— start Extracted data —
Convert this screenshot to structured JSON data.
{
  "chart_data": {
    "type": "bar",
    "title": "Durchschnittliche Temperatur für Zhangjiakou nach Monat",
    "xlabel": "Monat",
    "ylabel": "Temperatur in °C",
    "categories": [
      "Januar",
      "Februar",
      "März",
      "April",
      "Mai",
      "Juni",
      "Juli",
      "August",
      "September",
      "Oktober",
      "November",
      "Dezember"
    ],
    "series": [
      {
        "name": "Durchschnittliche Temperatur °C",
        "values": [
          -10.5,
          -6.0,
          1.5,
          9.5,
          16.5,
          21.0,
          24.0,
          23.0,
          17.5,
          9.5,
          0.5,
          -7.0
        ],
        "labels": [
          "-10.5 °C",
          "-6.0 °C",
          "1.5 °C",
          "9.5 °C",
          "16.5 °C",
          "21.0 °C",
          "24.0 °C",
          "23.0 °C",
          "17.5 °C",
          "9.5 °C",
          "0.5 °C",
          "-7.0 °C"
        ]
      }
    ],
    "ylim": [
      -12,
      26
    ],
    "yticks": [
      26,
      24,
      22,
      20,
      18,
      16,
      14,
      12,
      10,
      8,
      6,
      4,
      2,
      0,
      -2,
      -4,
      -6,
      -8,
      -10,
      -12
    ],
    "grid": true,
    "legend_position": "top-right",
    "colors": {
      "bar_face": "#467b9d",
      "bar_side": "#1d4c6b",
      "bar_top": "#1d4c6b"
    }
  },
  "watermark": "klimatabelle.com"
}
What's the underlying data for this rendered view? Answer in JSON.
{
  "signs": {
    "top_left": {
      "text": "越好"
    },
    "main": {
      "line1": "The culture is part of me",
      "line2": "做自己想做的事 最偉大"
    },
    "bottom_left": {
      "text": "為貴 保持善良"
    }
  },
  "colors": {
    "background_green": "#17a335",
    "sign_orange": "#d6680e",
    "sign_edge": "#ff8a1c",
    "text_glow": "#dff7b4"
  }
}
— end Extracted data —
◆ **What this task involves**:
Look back over the material above and state how many lines hold the word "Durchschnittliche". Write the number and nothing else.

◆ **Solution for this problem**:
2